TREŚĆ ZADANIA:
Przepisz dokładnie wszystkie poniższe dane, linijka po linijce, bez żadnych zmian.

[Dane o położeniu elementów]
>>>

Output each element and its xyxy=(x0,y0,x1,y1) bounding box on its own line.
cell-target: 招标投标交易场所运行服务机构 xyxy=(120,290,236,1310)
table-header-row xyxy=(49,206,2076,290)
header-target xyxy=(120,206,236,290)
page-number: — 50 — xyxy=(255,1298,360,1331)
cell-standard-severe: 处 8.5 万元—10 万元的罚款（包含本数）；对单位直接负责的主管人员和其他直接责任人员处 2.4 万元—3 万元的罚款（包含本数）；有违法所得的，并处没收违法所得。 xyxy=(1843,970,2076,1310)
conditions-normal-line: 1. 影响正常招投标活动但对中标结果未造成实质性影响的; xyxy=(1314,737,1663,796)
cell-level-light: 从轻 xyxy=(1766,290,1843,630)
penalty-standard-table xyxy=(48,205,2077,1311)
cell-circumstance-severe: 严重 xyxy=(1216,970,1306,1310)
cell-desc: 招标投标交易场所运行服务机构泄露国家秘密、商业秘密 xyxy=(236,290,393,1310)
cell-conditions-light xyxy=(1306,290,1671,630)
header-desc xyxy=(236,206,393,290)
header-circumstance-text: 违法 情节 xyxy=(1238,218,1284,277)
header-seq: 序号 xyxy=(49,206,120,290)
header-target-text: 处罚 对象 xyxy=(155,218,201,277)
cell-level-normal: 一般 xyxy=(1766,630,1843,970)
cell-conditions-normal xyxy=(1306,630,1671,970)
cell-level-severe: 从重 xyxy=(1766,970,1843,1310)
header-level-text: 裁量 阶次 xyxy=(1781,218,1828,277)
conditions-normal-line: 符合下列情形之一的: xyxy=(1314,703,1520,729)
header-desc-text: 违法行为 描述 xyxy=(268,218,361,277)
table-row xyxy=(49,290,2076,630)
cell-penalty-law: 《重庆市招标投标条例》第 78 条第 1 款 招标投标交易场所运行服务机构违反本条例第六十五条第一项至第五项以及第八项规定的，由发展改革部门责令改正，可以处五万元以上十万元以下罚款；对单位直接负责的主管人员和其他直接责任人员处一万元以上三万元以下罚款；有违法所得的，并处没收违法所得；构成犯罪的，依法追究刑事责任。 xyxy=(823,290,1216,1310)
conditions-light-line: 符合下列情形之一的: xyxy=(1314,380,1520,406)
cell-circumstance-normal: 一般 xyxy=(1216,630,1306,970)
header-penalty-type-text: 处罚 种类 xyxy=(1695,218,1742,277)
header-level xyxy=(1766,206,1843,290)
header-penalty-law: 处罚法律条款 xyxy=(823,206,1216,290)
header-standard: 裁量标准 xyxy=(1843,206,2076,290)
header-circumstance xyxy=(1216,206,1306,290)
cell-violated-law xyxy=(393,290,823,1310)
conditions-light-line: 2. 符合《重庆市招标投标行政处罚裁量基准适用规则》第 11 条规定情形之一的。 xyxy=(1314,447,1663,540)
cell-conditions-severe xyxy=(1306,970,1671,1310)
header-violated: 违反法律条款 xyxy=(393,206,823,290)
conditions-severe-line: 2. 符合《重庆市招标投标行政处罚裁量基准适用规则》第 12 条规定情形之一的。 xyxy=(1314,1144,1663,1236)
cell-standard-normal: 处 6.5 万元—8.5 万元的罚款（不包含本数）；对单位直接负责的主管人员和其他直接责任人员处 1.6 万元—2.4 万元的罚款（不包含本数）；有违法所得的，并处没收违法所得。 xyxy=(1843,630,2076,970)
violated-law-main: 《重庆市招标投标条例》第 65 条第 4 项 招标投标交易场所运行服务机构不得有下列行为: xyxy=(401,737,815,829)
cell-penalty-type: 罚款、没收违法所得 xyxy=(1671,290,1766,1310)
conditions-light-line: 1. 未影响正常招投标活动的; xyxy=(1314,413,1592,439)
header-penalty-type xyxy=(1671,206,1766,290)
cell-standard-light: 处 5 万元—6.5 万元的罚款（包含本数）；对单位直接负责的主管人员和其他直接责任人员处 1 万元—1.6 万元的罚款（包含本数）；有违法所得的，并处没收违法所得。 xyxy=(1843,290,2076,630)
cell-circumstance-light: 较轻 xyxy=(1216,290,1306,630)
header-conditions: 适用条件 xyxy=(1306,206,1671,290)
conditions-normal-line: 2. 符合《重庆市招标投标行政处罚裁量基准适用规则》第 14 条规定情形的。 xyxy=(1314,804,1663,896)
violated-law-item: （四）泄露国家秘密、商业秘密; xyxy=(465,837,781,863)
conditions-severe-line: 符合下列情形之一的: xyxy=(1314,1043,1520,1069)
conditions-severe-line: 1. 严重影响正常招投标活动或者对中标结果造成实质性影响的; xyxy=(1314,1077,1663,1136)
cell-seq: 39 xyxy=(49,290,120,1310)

<<<

WYNIK ZADANIA:
Output each element and its xyxy=(x0,y0,x1,y1) bounding box on its own line.
cell-target: 招标投标交易场所运行服务机构 xyxy=(120,290,236,1310)
table-header-row xyxy=(49,206,2076,290)
header-target xyxy=(120,206,236,290)
page-number: — 50 — xyxy=(255,1298,360,1331)
cell-standard-severe: 处 8.5 万元—10 万元的罚款（包含本数）；对单位直接负责的主管人员和其他直接责任人员处 2.4 万元—3 万元的罚款（包含本数）；有违法所得的，并处没收违法所得。 xyxy=(1843,970,2076,1310)
conditions-normal-line: 1. 影响正常招投标活动但对中标结果未造成实质性影响的; xyxy=(1314,737,1663,796)
cell-level-light: 从轻 xyxy=(1766,290,1843,630)
penalty-standard-table xyxy=(48,205,2077,1311)
cell-circumstance-severe: 严重 xyxy=(1216,970,1306,1310)
cell-desc: 招标投标交易场所运行服务机构泄露国家秘密、商业秘密 xyxy=(236,290,393,1310)
cell-conditions-light xyxy=(1306,290,1671,630)
header-desc xyxy=(236,206,393,290)
header-circumstance-text: 违法 情节 xyxy=(1238,218,1284,277)
header-seq: 序号 xyxy=(49,206,120,290)
header-target-text: 处罚 对象 xyxy=(155,218,201,277)
cell-level-normal: 一般 xyxy=(1766,630,1843,970)
cell-conditions-normal xyxy=(1306,630,1671,970)
cell-level-severe: 从重 xyxy=(1766,970,1843,1310)
header-level-text: 裁量 阶次 xyxy=(1781,218,1828,277)
conditions-normal-line: 符合下列情形之一的: xyxy=(1314,703,1520,729)
header-desc-text: 违法行为 描述 xyxy=(268,218,361,277)
table-row xyxy=(49,290,2076,630)
cell-penalty-law: 《重庆市招标投标条例》第 78 条第 1 款 招标投标交易场所运行服务机构违反本条例第六十五条第一项至第五项以及第八项规定的，由发展改革部门责令改正，可以处五万元以上十万元以下罚款；对单位直接负责的主管人员和其他直接责任人员处一万元以上三万元以下罚款；有违法所得的，并处没收违法所得；构成犯罪的，依法追究刑事责任。 xyxy=(823,290,1216,1310)
conditions-light-line: 符合下列情形之一的: xyxy=(1314,380,1520,406)
cell-circumstance-normal: 一般 xyxy=(1216,630,1306,970)
header-penalty-type-text: 处罚 种类 xyxy=(1695,218,1742,277)
header-level xyxy=(1766,206,1843,290)
header-penalty-law: 处罚法律条款 xyxy=(823,206,1216,290)
header-standard: 裁量标准 xyxy=(1843,206,2076,290)
header-circumstance xyxy=(1216,206,1306,290)
cell-violated-law xyxy=(393,290,823,1310)
conditions-light-line: 2. 符合《重庆市招标投标行政处罚裁量基准适用规则》第 11 条规定情形之一的。 xyxy=(1314,447,1663,540)
cell-conditions-severe xyxy=(1306,970,1671,1310)
header-violated: 违反法律条款 xyxy=(393,206,823,290)
conditions-severe-line: 2. 符合《重庆市招标投标行政处罚裁量基准适用规则》第 12 条规定情形之一的。 xyxy=(1314,1144,1663,1236)
cell-standard-normal: 处 6.5 万元—8.5 万元的罚款（不包含本数）；对单位直接负责的主管人员和其他直接责任人员处 1.6 万元—2.4 万元的罚款（不包含本数）；有违法所得的，并处没收违法所得。 xyxy=(1843,630,2076,970)
violated-law-main: 《重庆市招标投标条例》第 65 条第 4 项 招标投标交易场所运行服务机构不得有下列行为: xyxy=(401,737,815,829)
cell-penalty-type: 罚款、没收违法所得 xyxy=(1671,290,1766,1310)
conditions-light-line: 1. 未影响正常招投标活动的; xyxy=(1314,413,1592,439)
header-penalty-type xyxy=(1671,206,1766,290)
cell-standard-light: 处 5 万元—6.5 万元的罚款（包含本数）；对单位直接负责的主管人员和其他直接责任人员处 1 万元—1.6 万元的罚款（包含本数）；有违法所得的，并处没收违法所得。 xyxy=(1843,290,2076,630)
cell-circumstance-light: 较轻 xyxy=(1216,290,1306,630)
header-conditions: 适用条件 xyxy=(1306,206,1671,290)
conditions-normal-line: 2. 符合《重庆市招标投标行政处罚裁量基准适用规则》第 14 条规定情形的。 xyxy=(1314,804,1663,896)
violated-law-item: （四）泄露国家秘密、商业秘密; xyxy=(465,837,781,863)
conditions-severe-line: 符合下列情形之一的: xyxy=(1314,1043,1520,1069)
conditions-severe-line: 1. 严重影响正常招投标活动或者对中标结果造成实质性影响的; xyxy=(1314,1077,1663,1136)
cell-seq: 39 xyxy=(49,290,120,1310)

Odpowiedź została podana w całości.